━━━ Raw records ━━━

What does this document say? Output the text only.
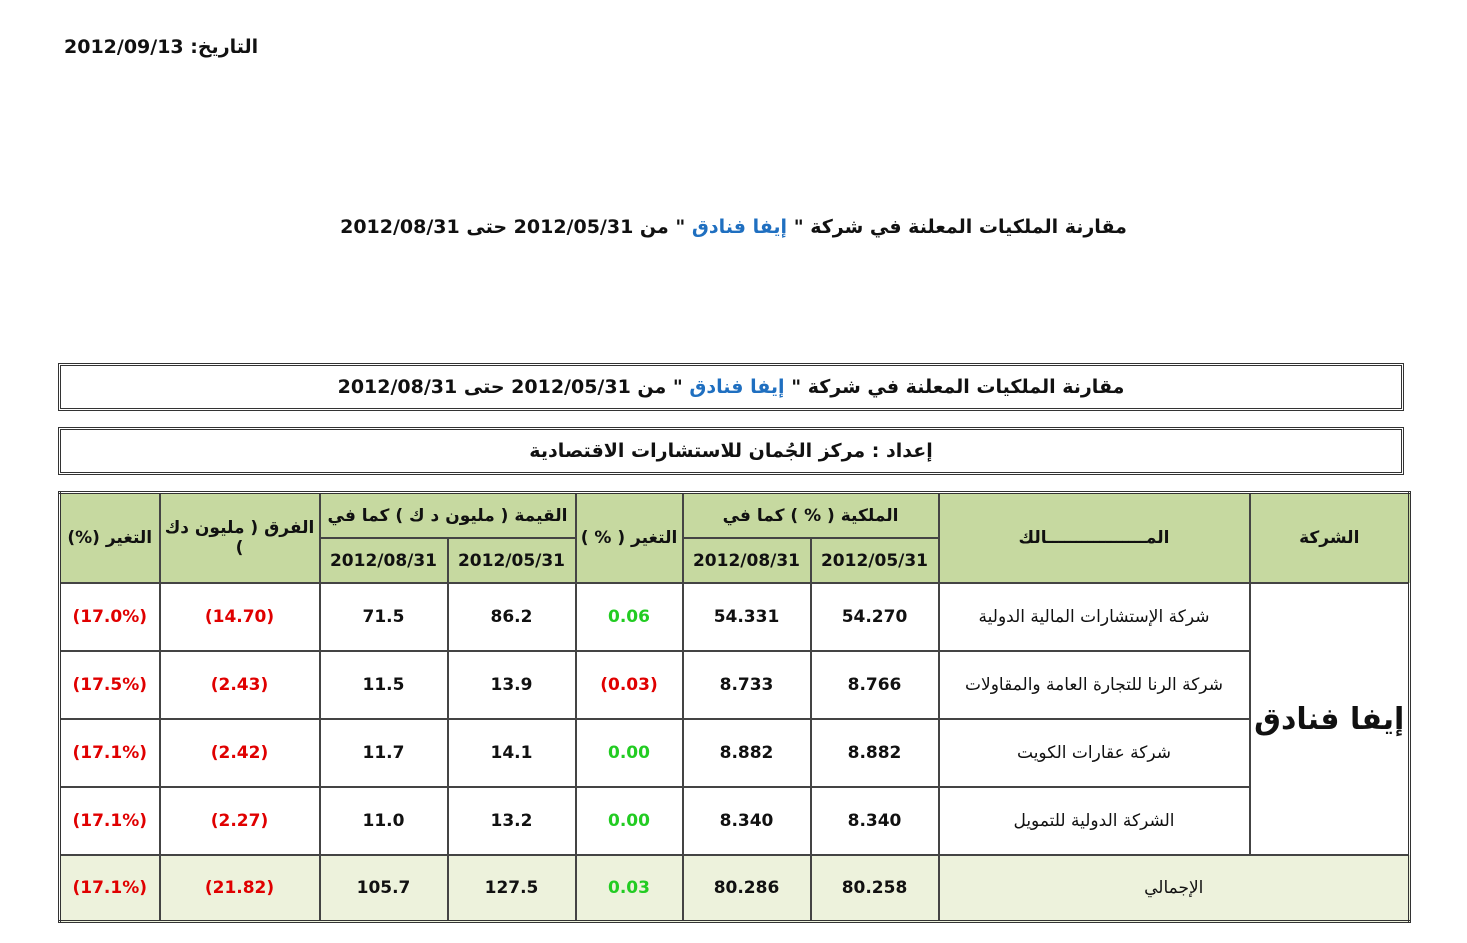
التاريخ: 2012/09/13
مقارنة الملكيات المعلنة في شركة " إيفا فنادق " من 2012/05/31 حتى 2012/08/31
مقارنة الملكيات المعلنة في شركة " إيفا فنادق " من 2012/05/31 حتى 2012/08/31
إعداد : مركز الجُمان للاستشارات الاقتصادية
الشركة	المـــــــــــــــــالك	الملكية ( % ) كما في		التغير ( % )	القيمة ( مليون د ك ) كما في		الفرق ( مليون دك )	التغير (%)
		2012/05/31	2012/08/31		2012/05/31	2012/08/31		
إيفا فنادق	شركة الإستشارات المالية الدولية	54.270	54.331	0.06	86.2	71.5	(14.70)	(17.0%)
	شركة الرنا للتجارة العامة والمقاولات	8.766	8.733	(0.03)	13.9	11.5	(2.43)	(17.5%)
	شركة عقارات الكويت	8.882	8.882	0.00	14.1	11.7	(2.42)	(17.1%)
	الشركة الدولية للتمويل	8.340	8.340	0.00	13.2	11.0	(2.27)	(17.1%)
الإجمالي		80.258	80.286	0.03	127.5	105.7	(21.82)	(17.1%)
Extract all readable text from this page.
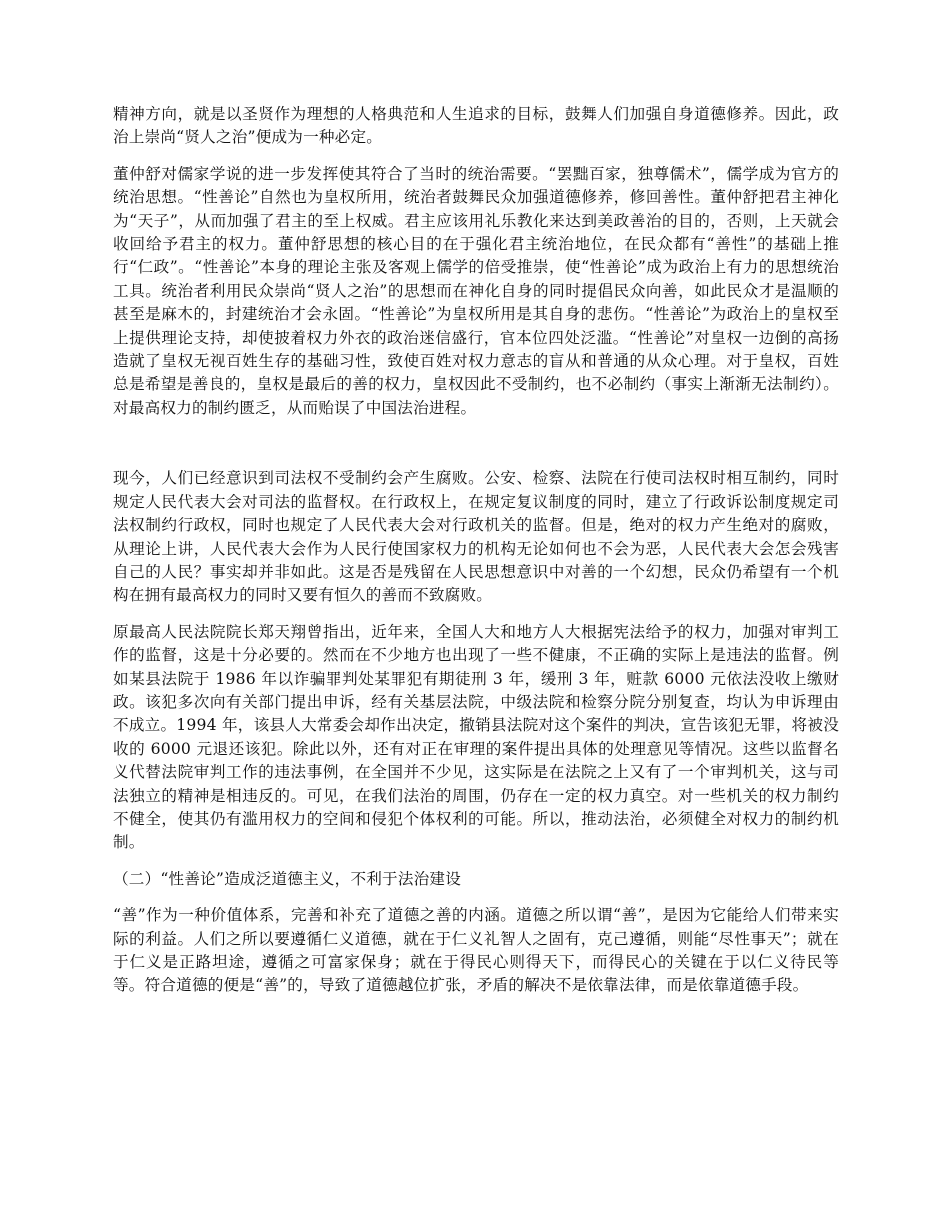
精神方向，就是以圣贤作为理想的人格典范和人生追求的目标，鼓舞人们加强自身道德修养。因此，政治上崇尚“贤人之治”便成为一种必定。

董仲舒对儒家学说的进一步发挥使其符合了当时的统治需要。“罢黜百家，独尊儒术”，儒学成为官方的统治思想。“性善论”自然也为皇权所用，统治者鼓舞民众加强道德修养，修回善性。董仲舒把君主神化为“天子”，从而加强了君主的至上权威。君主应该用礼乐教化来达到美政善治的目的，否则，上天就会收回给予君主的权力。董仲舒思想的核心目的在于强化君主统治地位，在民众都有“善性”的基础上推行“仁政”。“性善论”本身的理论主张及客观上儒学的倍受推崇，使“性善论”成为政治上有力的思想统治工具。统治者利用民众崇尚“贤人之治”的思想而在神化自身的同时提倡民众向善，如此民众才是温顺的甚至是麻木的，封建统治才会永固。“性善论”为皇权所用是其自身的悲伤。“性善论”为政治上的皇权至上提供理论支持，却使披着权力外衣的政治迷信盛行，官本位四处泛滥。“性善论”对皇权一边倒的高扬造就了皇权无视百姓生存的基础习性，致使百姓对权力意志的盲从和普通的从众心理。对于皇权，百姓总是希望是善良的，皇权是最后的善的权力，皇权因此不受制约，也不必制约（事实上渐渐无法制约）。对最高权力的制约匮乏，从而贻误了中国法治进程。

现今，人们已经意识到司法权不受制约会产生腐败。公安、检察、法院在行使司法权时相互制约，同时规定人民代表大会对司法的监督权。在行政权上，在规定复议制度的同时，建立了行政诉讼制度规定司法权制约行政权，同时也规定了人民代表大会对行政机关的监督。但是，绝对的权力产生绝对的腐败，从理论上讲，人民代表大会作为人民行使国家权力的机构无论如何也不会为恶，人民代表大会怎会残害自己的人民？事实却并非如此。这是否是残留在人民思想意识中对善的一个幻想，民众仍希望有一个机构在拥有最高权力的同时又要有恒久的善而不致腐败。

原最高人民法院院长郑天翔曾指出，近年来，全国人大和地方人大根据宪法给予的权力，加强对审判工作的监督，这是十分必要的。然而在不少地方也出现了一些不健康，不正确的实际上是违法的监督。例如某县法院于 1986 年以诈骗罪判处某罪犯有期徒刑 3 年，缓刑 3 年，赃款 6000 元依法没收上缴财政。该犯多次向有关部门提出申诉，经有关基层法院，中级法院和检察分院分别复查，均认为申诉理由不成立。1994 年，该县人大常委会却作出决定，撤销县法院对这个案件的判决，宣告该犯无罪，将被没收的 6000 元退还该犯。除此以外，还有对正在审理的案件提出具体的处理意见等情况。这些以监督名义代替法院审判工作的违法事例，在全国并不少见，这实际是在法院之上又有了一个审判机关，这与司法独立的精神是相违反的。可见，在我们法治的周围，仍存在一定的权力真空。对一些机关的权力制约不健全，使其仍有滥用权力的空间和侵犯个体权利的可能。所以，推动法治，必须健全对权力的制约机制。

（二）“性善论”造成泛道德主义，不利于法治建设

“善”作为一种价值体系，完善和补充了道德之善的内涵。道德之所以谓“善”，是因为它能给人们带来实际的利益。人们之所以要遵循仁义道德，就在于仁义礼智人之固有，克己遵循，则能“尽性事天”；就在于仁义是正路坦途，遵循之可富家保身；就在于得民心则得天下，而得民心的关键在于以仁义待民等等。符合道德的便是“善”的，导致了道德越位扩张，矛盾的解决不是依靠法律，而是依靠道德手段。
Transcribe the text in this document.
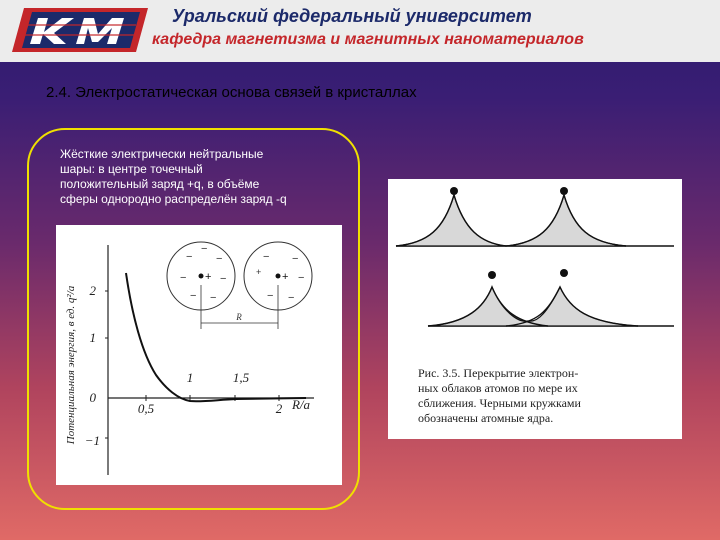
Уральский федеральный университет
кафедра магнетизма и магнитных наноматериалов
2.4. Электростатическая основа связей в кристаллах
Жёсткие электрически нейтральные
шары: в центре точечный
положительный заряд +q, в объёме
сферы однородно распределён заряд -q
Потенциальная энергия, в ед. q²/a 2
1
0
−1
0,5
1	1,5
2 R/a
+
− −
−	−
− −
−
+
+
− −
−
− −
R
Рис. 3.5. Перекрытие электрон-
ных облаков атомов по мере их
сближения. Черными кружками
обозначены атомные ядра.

━━━

# [Brief]
Pictures in the data above should not be copied; transcribe everything else exactly.

# [Answer to this problem]
What does this document say? Output the text only.
التاريخ: 2012/09/13
مقارنة الملكيات المعلنة في شركة " إيفا فنادق " من 2012/05/31 حتى 2012/08/31
مقارنة الملكيات المعلنة في شركة " إيفا فنادق " من 2012/05/31 حتى 2012/08/31
إعداد : مركز الجُمان للاستشارات الاقتصادية
الشركة	المـــــــــــــــــالك	الملكية ( % ) كما في		التغير ( % )	القيمة ( مليون د ك ) كما في		الفرق ( مليون دك )	التغير (%)
		2012/05/31	2012/08/31		2012/05/31	2012/08/31		
إيفا فنادق	شركة الإستشارات المالية الدولية	54.270	54.331	0.06	86.2	71.5	(14.70)	(17.0%)
	شركة الرنا للتجارة العامة والمقاولات	8.766	8.733	(0.03)	13.9	11.5	(2.43)	(17.5%)
	شركة عقارات الكويت	8.882	8.882	0.00	14.1	11.7	(2.42)	(17.1%)
	الشركة الدولية للتمويل	8.340	8.340	0.00	13.2	11.0	(2.27)	(17.1%)
الإجمالي		80.258	80.286	0.03	127.5	105.7	(21.82)	(17.1%)
Extract all readable text from this page.
精神方向，就是以圣贤作为理想的人格典范和人生追求的目标，鼓舞人们加强自身道德修养。因此，政治上崇尚“贤人之治”便成为一种必定。

董仲舒对儒家学说的进一步发挥使其符合了当时的统治需要。“罢黜百家，独尊儒术”，儒学成为官方的统治思想。“性善论”自然也为皇权所用，统治者鼓舞民众加强道德修养，修回善性。董仲舒把君主神化为“天子”，从而加强了君主的至上权威。君主应该用礼乐教化来达到美政善治的目的，否则，上天就会收回给予君主的权力。董仲舒思想的核心目的在于强化君主统治地位，在民众都有“善性”的基础上推行“仁政”。“性善论”本身的理论主张及客观上儒学的倍受推崇，使“性善论”成为政治上有力的思想统治工具。统治者利用民众崇尚“贤人之治”的思想而在神化自身的同时提倡民众向善，如此民众才是温顺的甚至是麻木的，封建统治才会永固。“性善论”为皇权所用是其自身的悲伤。“性善论”为政治上的皇权至上提供理论支持，却使披着权力外衣的政治迷信盛行，官本位四处泛滥。“性善论”对皇权一边倒的高扬造就了皇权无视百姓生存的基础习性，致使百姓对权力意志的盲从和普通的从众心理。对于皇权，百姓总是希望是善良的，皇权是最后的善的权力，皇权因此不受制约，也不必制约（事实上渐渐无法制约）。对最高权力的制约匮乏，从而贻误了中国法治进程。

现今，人们已经意识到司法权不受制约会产生腐败。公安、检察、法院在行使司法权时相互制约，同时规定人民代表大会对司法的监督权。在行政权上，在规定复议制度的同时，建立了行政诉讼制度规定司法权制约行政权，同时也规定了人民代表大会对行政机关的监督。但是，绝对的权力产生绝对的腐败，从理论上讲，人民代表大会作为人民行使国家权力的机构无论如何也不会为恶，人民代表大会怎会残害自己的人民？事实却并非如此。这是否是残留在人民思想意识中对善的一个幻想，民众仍希望有一个机构在拥有最高权力的同时又要有恒久的善而不致腐败。

原最高人民法院院长郑天翔曾指出，近年来，全国人大和地方人大根据宪法给予的权力，加强对审判工作的监督，这是十分必要的。然而在不少地方也出现了一些不健康，不正确的实际上是违法的监督。例如某县法院于 1986 年以诈骗罪判处某罪犯有期徒刑 3 年，缓刑 3 年，赃款 6000 元依法没收上缴财政。该犯多次向有关部门提出申诉，经有关基层法院，中级法院和检察分院分别复查，均认为申诉理由不成立。1994 年，该县人大常委会却作出决定，撤销县法院对这个案件的判决，宣告该犯无罪，将被没收的 6000 元退还该犯。除此以外，还有对正在审理的案件提出具体的处理意见等情况。这些以监督名义代替法院审判工作的违法事例，在全国并不少见，这实际是在法院之上又有了一个审判机关，这与司法独立的精神是相违反的。可见，在我们法治的周围，仍存在一定的权力真空。对一些机关的权力制约不健全，使其仍有滥用权力的空间和侵犯个体权利的可能。所以，推动法治，必须健全对权力的制约机制。

（二）“性善论”造成泛道德主义，不利于法治建设

“善”作为一种价值体系，完善和补充了道德之善的内涵。道德之所以谓“善”，是因为它能给人们带来实际的利益。人们之所以要遵循仁义道德，就在于仁义礼智人之固有，克己遵循，则能“尽性事天”；就在于仁义是正路坦途，遵循之可富家保身；就在于得民心则得天下，而得民心的关键在于以仁义待民等等。符合道德的便是“善”的，导致了道德越位扩张，矛盾的解决不是依靠法律，而是依靠道德手段。
Transcribe the text in this document.
Уральский федеральный университет
кафедра магнетизма и магнитных наноматериалов
2.4. Электростатическая основа связей в кристаллах
Жёсткие электрически нейтральные
шары: в центре точечный
положительный заряд +q, в объёме
сферы однородно распределён заряд -q
Потенциальная энергия, в ед. q²/a 2
1
0
−1
0,5
1	1,5
2 R/a
+
− −
−	−
− −
−
+
+
− −
−
− −
R
Рис. 3.5. Перекрытие электрон-
ных облаков атомов по мере их
сближения. Черными кружками
обозначены атомные ядра.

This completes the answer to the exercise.